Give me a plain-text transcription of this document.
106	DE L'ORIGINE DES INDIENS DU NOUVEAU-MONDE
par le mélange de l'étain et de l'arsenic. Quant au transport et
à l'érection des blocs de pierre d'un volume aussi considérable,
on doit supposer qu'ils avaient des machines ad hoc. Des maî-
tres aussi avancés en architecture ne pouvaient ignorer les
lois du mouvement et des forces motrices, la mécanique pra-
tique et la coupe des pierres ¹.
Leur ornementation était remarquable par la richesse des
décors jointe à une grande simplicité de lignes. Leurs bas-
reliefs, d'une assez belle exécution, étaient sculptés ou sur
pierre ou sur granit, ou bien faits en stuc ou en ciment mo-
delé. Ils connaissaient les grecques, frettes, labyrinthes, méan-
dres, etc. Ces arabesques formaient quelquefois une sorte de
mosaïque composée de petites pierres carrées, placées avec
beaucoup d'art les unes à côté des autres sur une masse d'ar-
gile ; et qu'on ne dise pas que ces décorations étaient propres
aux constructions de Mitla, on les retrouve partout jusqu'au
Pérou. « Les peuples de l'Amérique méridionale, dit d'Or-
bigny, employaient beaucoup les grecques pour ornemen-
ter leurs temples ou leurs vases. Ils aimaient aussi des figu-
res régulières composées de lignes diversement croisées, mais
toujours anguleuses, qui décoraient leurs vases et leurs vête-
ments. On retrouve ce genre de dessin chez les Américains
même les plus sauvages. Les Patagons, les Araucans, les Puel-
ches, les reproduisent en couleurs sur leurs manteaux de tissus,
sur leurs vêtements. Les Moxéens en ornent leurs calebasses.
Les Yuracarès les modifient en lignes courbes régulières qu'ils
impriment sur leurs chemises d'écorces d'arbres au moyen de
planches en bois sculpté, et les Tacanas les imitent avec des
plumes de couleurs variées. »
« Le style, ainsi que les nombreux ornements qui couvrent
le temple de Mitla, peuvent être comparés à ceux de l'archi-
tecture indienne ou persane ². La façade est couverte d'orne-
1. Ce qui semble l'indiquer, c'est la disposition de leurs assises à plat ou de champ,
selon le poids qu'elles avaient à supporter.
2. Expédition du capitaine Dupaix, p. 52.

═══

■ **The exercise**:
Among the lines of the material, find those that hold the word "pierres" and copy them.

■ **Result below**:
tique et la coupe des pierres ¹.
mosaïque composée de petites pierres carrées, placées avec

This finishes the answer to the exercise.